> Set problem:
Check each line of the entries below for the string "中国肿瘤登记年报"; copy every line where it appears.

[start of Provided material]

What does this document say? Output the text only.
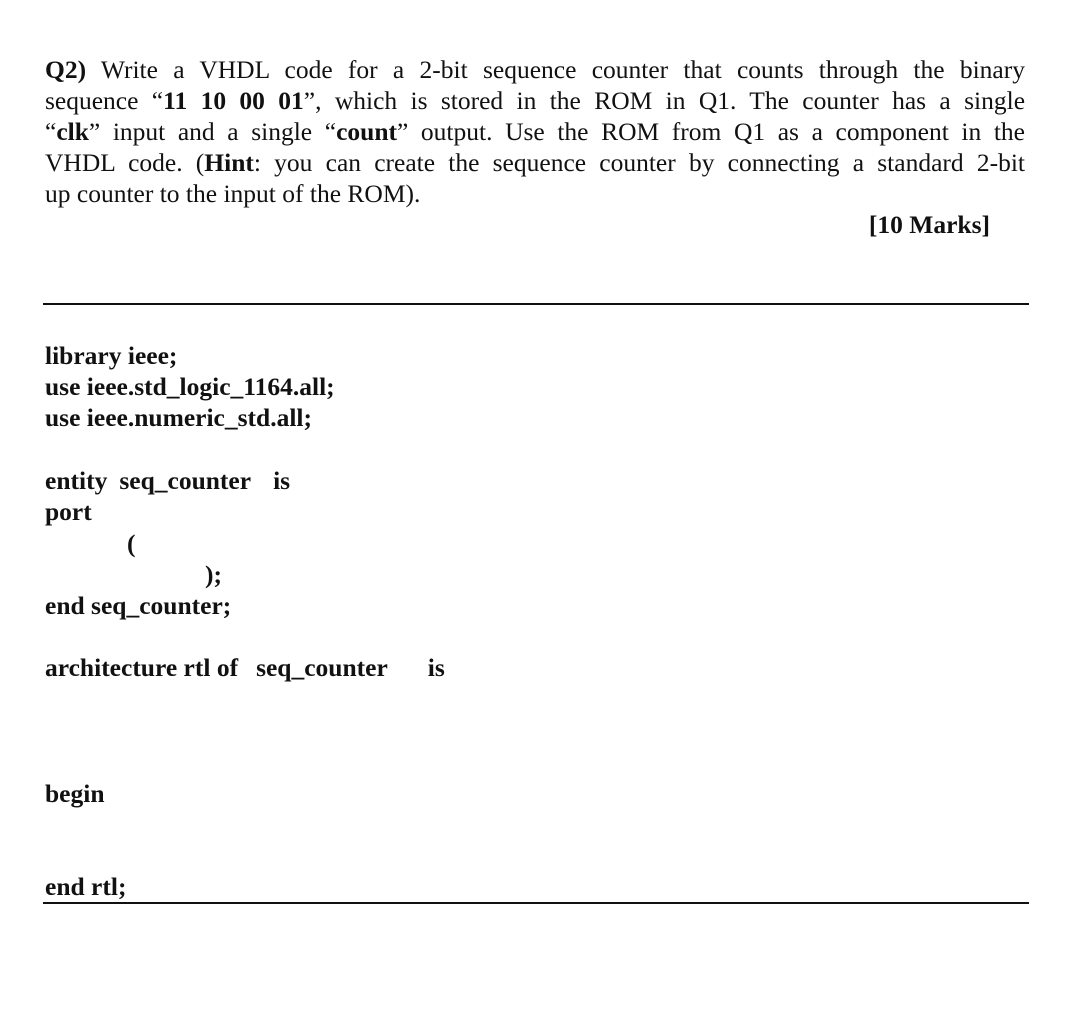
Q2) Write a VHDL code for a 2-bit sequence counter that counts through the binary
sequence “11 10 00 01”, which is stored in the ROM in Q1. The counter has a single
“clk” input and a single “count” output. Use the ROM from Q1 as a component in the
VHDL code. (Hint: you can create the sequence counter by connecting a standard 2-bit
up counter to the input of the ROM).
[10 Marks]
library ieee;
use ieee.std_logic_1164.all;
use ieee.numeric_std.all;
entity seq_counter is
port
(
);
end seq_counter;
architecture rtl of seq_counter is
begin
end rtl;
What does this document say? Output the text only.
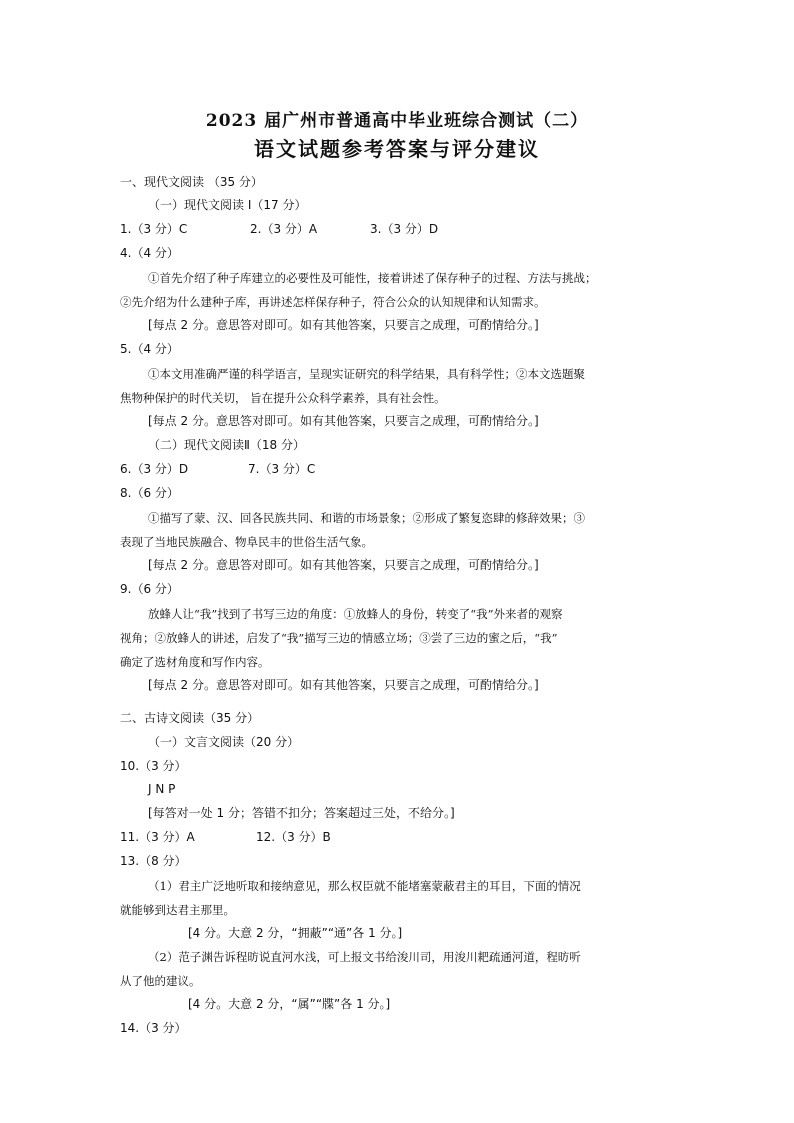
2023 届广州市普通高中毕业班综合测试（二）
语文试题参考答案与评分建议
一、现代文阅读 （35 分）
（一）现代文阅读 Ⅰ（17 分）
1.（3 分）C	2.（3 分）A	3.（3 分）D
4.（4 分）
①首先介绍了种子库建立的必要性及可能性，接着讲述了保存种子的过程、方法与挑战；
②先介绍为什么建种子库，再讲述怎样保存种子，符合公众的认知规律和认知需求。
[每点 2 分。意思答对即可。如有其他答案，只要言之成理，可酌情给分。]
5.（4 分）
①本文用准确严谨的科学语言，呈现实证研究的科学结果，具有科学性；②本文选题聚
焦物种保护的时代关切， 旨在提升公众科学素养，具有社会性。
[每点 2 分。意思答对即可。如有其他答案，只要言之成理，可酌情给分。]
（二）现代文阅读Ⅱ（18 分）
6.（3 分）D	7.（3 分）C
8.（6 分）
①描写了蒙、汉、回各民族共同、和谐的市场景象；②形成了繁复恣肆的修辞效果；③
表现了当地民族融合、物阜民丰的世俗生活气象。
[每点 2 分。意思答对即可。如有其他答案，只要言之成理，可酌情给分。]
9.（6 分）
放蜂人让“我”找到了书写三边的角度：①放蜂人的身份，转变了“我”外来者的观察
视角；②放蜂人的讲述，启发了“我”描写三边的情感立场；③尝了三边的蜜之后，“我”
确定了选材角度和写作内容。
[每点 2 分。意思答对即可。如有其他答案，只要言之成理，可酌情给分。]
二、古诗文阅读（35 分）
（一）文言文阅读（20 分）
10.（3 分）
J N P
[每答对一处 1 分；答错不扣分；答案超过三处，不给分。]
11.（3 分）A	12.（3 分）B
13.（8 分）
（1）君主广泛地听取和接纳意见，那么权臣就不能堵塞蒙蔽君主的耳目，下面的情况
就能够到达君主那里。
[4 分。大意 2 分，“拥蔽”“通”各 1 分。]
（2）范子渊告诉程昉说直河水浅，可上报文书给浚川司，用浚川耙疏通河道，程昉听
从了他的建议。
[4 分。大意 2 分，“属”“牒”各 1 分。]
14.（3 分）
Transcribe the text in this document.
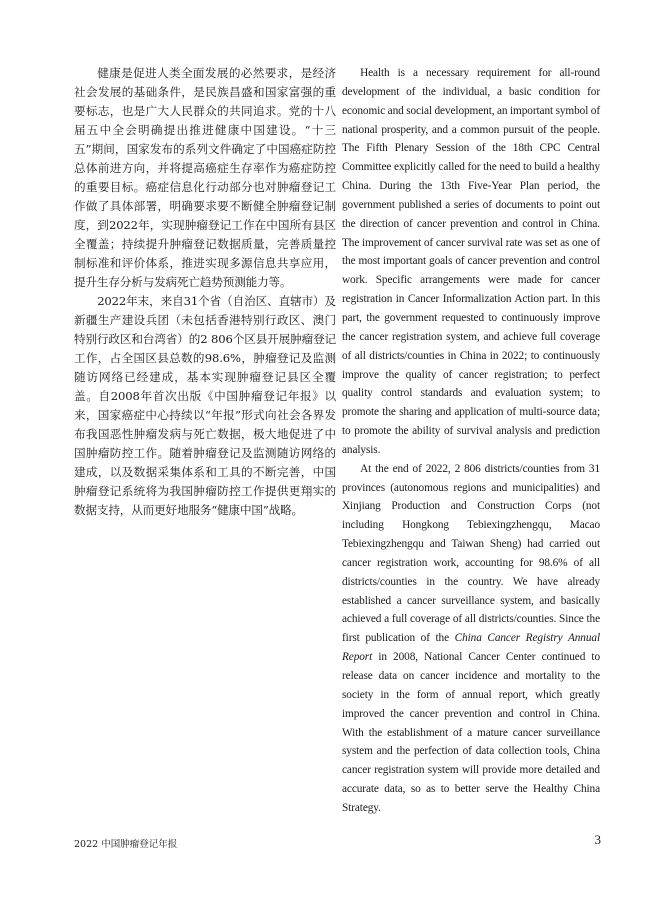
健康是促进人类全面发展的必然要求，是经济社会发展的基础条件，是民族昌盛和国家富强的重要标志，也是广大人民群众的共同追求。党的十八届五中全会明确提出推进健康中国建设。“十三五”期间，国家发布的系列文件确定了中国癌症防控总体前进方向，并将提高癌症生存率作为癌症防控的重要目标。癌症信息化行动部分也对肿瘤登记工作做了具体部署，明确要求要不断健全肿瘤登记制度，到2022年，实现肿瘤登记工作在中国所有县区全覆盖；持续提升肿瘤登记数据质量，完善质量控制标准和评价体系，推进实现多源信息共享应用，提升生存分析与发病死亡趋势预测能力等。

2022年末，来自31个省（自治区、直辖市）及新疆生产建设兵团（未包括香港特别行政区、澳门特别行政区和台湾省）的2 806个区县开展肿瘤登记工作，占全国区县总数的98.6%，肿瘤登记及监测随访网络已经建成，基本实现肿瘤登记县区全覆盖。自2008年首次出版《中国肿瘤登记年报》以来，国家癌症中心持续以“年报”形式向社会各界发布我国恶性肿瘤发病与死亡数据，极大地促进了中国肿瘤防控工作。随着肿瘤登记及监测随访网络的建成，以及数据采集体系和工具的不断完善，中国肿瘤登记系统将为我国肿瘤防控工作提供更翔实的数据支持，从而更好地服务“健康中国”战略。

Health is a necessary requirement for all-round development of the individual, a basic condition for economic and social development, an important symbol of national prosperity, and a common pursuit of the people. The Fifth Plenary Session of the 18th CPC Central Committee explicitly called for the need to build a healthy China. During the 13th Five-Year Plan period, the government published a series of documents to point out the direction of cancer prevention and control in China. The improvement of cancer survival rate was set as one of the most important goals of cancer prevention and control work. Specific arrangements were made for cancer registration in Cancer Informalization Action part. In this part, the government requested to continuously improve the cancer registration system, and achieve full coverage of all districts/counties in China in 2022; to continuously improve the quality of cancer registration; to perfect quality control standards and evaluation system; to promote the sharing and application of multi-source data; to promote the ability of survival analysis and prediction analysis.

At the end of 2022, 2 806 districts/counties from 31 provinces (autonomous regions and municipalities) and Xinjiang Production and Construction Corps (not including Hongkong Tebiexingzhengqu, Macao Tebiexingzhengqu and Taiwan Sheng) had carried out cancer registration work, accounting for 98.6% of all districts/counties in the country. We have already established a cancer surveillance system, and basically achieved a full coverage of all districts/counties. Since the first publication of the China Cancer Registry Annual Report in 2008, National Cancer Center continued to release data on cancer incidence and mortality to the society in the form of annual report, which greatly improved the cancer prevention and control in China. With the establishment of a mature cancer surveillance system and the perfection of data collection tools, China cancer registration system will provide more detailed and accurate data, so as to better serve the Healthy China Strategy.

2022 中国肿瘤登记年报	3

[end of Provided material]

> Answer to this task:
2022年末，来自31个省（自治区、直辖市）及新疆生产建设兵团（未包括香港特别行政区、澳门特别行政区和台湾省）的2 806个区县开展肿瘤登记工作，占全国区县总数的98.6%，肿瘤登记及监测随访网络已经建成，基本实现肿瘤登记县区全覆盖。自2008年首次出版《中国肿瘤登记年报》以来，国家癌症中心持续以“年报”形式向社会各界发布我国恶性肿瘤发病与死亡数据，极大地促进了中国肿瘤防控工作。随着肿瘤登记及监测随访网络的建成，以及数据采集体系和工具的不断完善，中国肿瘤登记系统将为我国肿瘤防控工作提供更翔实的数据支持，从而更好地服务“健康中国”战略。
2022 中国肿瘤登记年报	3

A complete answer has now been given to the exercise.